*WHAT YOU SHOULD DO*: In the data below, find every line that has the string "content", and copy it.

=== DATA ENTRIES ===

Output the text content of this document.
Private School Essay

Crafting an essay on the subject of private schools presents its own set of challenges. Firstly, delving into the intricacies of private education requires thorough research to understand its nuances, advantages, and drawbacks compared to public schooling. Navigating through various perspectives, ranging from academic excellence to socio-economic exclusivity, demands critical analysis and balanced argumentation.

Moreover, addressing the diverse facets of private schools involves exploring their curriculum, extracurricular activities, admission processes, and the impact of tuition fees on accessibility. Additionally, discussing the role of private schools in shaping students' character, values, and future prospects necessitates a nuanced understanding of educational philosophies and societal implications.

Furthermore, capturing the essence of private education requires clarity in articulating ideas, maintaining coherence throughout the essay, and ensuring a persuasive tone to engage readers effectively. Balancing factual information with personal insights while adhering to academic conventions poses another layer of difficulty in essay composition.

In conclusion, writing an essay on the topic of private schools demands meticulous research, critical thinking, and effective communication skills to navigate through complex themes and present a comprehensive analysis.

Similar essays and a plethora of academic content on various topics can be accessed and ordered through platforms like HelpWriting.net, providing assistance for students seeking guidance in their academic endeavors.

===

*SOLUTION TO THE EXERCISE*:
Output the text content of this document.
Similar essays and a plethora of academic content on various topics can be accessed and ordered through platforms like HelpWriting.net, providing assistance for students seeking guidance in their academic endeavors.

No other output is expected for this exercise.